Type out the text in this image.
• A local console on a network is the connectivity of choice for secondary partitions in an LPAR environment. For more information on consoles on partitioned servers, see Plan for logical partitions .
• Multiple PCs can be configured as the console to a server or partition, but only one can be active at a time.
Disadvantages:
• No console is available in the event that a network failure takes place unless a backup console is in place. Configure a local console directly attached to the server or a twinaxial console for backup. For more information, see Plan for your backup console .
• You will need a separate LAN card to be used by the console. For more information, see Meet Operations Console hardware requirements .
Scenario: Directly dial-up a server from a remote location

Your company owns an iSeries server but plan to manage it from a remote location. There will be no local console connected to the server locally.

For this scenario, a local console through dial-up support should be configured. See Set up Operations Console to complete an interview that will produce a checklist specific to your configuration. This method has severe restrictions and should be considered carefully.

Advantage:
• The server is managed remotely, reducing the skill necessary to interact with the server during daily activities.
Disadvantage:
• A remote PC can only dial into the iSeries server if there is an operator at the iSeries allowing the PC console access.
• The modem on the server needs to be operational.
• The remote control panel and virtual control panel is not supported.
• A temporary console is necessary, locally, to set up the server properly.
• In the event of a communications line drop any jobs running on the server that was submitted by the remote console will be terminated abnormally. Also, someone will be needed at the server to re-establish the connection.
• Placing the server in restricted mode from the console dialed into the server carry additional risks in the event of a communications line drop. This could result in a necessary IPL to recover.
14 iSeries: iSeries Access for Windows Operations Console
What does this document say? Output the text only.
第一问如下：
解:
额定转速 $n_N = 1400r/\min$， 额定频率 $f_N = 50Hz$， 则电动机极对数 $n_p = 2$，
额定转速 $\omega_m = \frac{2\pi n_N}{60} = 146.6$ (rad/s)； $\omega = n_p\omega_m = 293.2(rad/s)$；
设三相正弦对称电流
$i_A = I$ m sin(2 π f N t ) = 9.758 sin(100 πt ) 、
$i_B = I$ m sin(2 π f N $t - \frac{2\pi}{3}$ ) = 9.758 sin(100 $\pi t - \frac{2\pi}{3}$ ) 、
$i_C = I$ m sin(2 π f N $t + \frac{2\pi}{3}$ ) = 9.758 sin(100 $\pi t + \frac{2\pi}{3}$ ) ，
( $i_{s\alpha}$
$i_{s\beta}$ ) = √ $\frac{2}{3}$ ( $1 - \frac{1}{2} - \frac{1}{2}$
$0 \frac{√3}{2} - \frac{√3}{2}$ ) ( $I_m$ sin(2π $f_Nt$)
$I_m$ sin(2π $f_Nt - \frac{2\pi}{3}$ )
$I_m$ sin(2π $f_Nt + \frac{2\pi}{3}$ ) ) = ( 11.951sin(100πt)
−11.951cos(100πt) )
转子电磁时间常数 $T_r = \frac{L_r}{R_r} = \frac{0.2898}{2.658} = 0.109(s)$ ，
=====
Direction => Find each line holding "from". Copy it out.

In response =>
Scenario: Directly dial-up a server from a remote location
Your company owns an iSeries server but plan to manage it from a remote location. There will be no local console connected to the server locally.
• Placing the server in restricted mode from the console dialed into the server carry additional risks in the event of a communications line drop. This could result in a necessary IPL to recover.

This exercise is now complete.